**EXERCISE DIRECTIONS**:
All lines featuring the string "Catalogue" are to be listed.

══ RECORDS FOR THE TASK ══

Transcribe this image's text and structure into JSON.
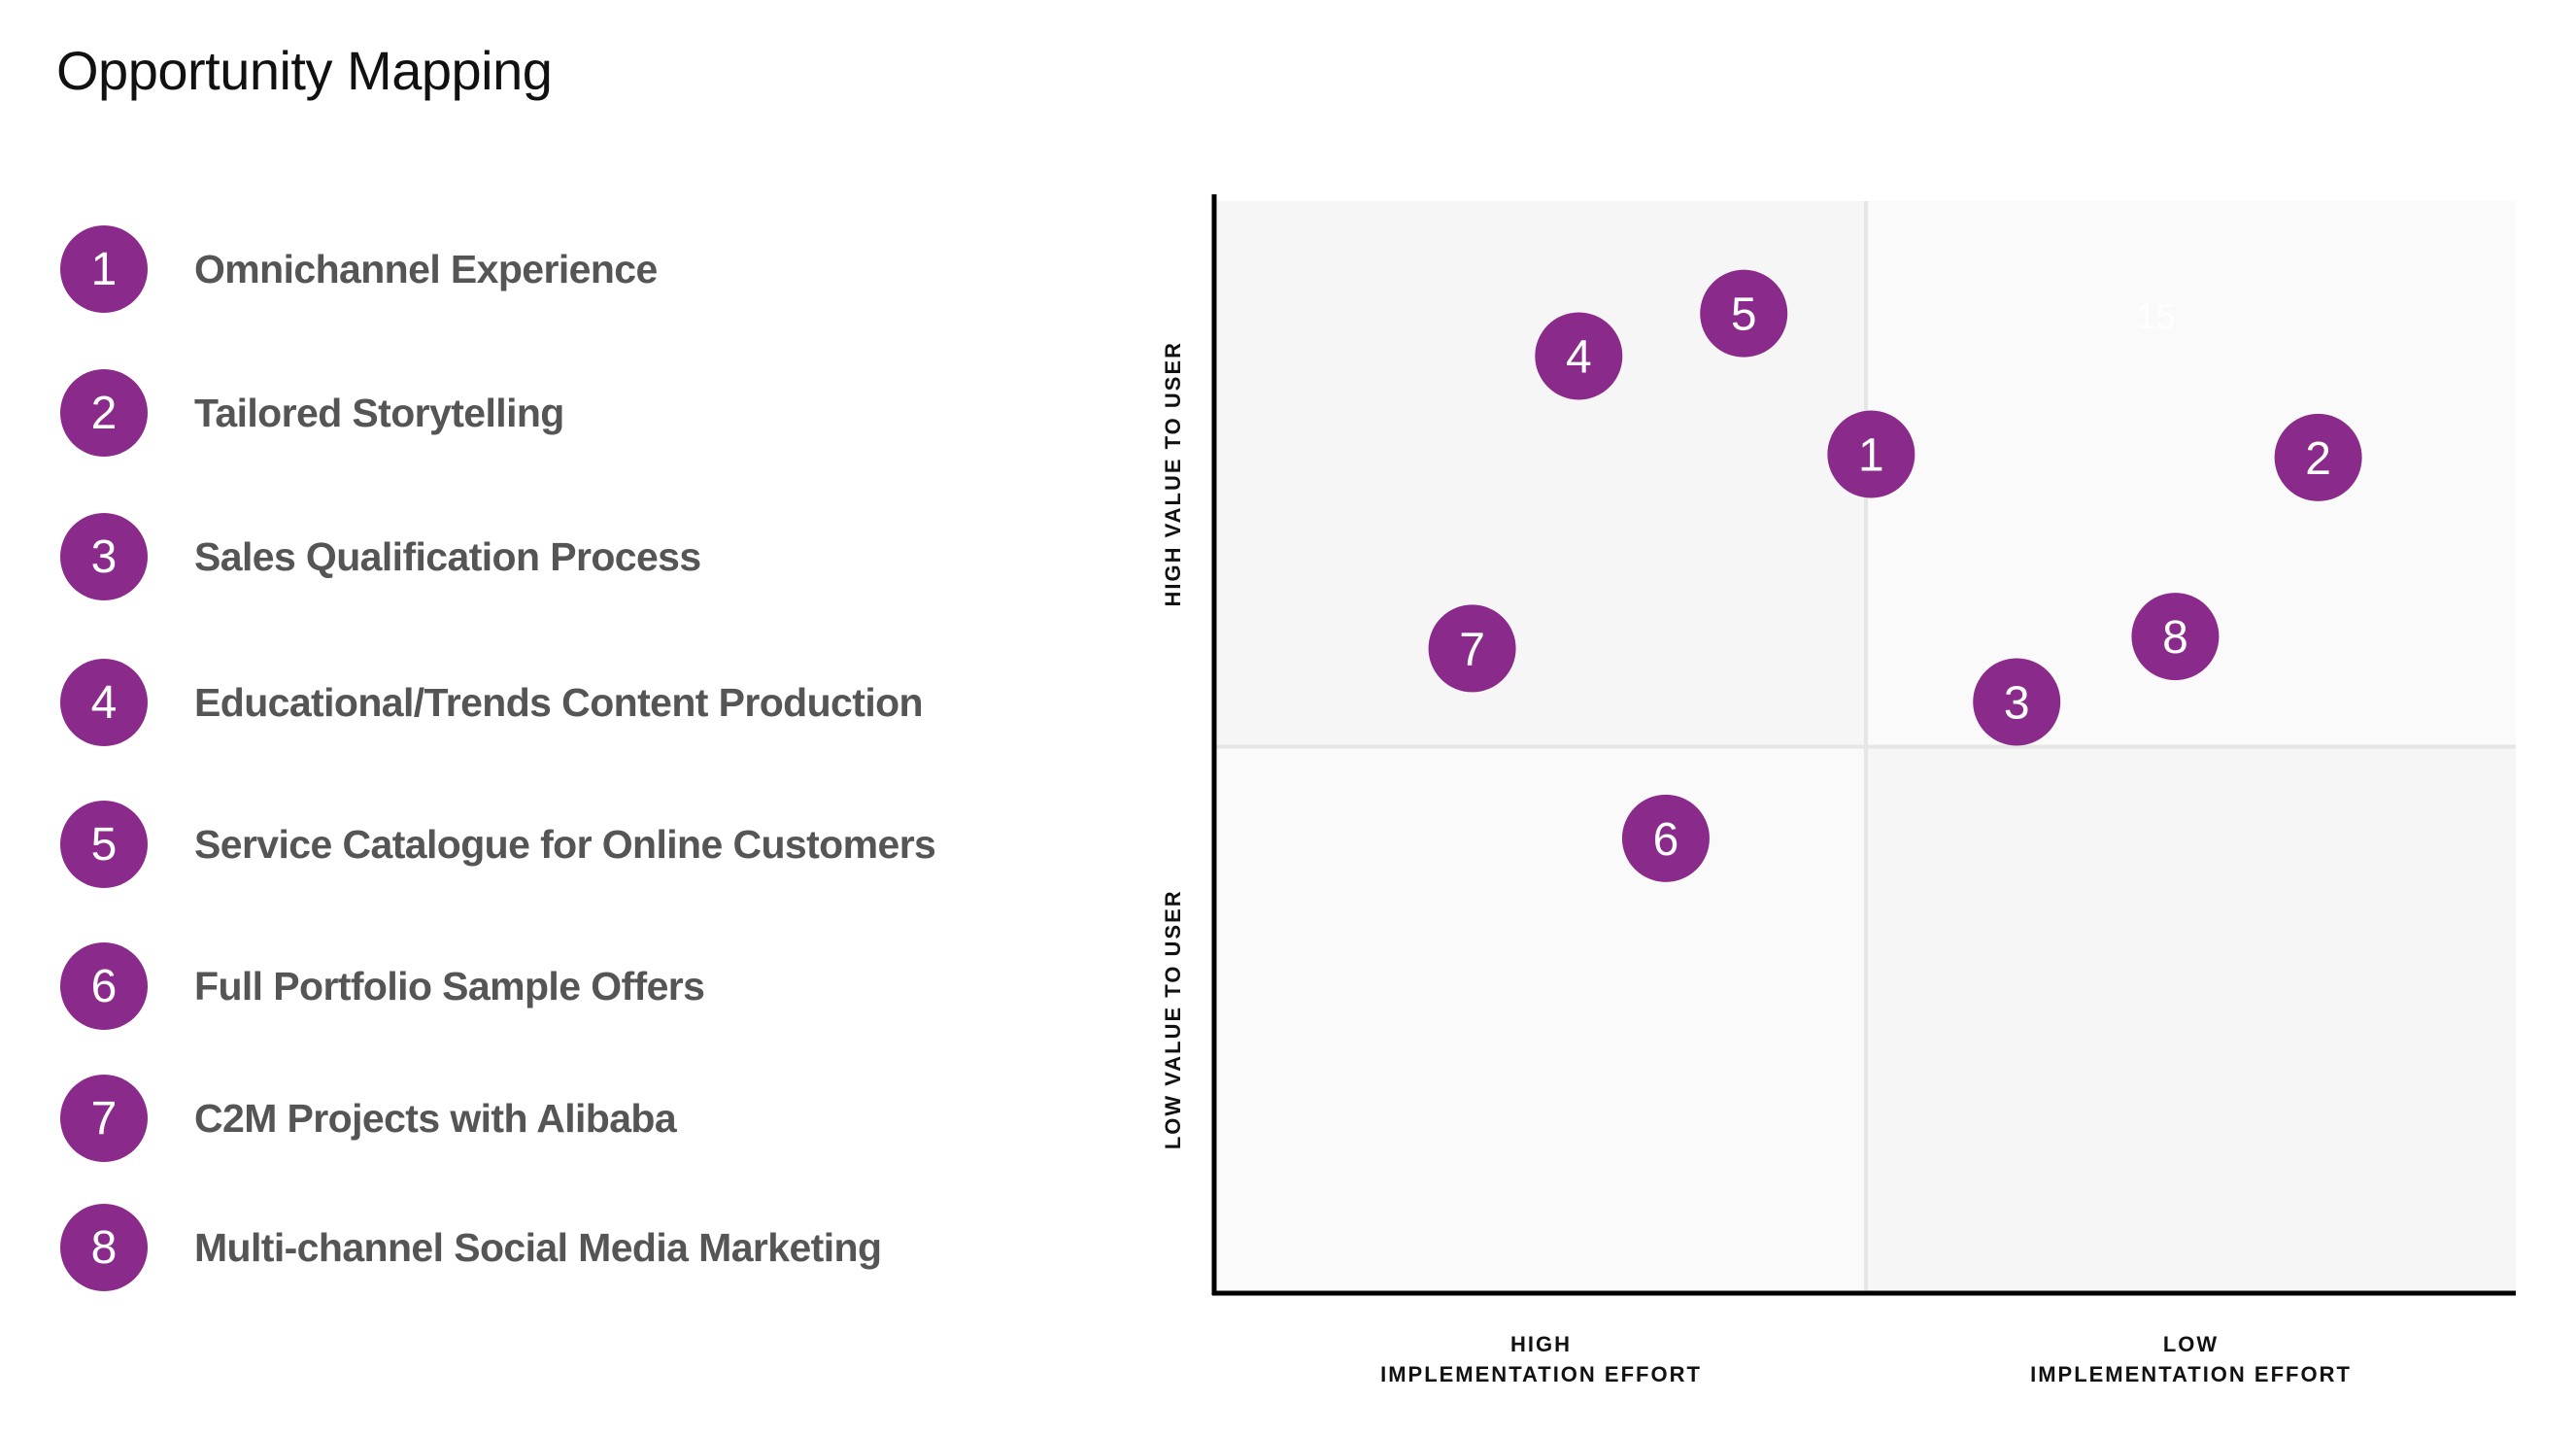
{
  "page": {
    "title": "Opportunity Mapping"
  },
  "legend": {
    "items": [
      {
        "number": "1",
        "label": "Omnichannel Experience"
      },
      {
        "number": "2",
        "label": "Tailored Storytelling"
      },
      {
        "number": "3",
        "label": "Sales Qualification Process"
      },
      {
        "number": "4",
        "label": "Educational/Trends Content Production"
      },
      {
        "number": "5",
        "label": "Service Catalogue for Online Customers"
      },
      {
        "number": "6",
        "label": "Full Portfolio Sample Offers"
      },
      {
        "number": "7",
        "label": "C2M Projects with Alibaba"
      },
      {
        "number": "8",
        "label": "Multi-channel Social Media Marketing"
      }
    ]
  },
  "colors": {
    "marker": "#8a2a8a",
    "quadrant_dark": "#f6f6f6",
    "quadrant_light": "#fafafa",
    "divider": "#e6e6e6",
    "axis": "#000000",
    "legend_text": "#555555"
  },
  "chart_data": {
    "type": "scatter",
    "title": "Opportunity Mapping",
    "xlabel": "Implementation Effort",
    "ylabel": "Value to User",
    "xlim": [
      0,
      100
    ],
    "ylim": [
      0,
      100
    ],
    "x_direction_note": "left = high effort, right = low effort",
    "x_tick_labels": [
      {
        "position": 25,
        "lines": [
          "HIGH",
          "IMPLEMENTATION EFFORT"
        ]
      },
      {
        "position": 75,
        "lines": [
          "LOW",
          "IMPLEMENTATION EFFORT"
        ]
      }
    ],
    "y_tick_labels": [
      {
        "position": 75,
        "text": "HIGH VALUE TO USER"
      },
      {
        "position": 25,
        "text": "LOW VALUE TO USER"
      }
    ],
    "quadrant_dividers": {
      "x": 50,
      "y": 50
    },
    "grid": false,
    "legend_position": "left",
    "points": [
      {
        "id": "1",
        "name": "Omnichannel Experience",
        "x": 50.4,
        "y": 76.8
      },
      {
        "id": "2",
        "name": "Tailored Storytelling",
        "x": 84.8,
        "y": 76.5
      },
      {
        "id": "3",
        "name": "Sales Qualification Process",
        "x": 61.6,
        "y": 54.1
      },
      {
        "id": "4",
        "name": "Educational/Trends Content Production",
        "x": 27.9,
        "y": 85.8
      },
      {
        "id": "5",
        "name": "Service Catalogue for Online Customers",
        "x": 40.6,
        "y": 89.7
      },
      {
        "id": "6",
        "name": "Full Portfolio Sample Offers",
        "x": 34.6,
        "y": 41.6
      },
      {
        "id": "7",
        "name": "C2M Projects with Alibaba",
        "x": 19.7,
        "y": 59.0
      },
      {
        "id": "8",
        "name": "Multi-channel Social Media Marketing",
        "x": 73.8,
        "y": 60.1
      }
    ],
    "annotations": [
      {
        "text": "15",
        "x": 72.3,
        "y": 89.5,
        "note": "faint white text"
      }
    ]
  }
}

═══

**THE REPLY**:
        "label": "Service Catalogue for Online Customers"
        "name": "Service Catalogue for Online Customers",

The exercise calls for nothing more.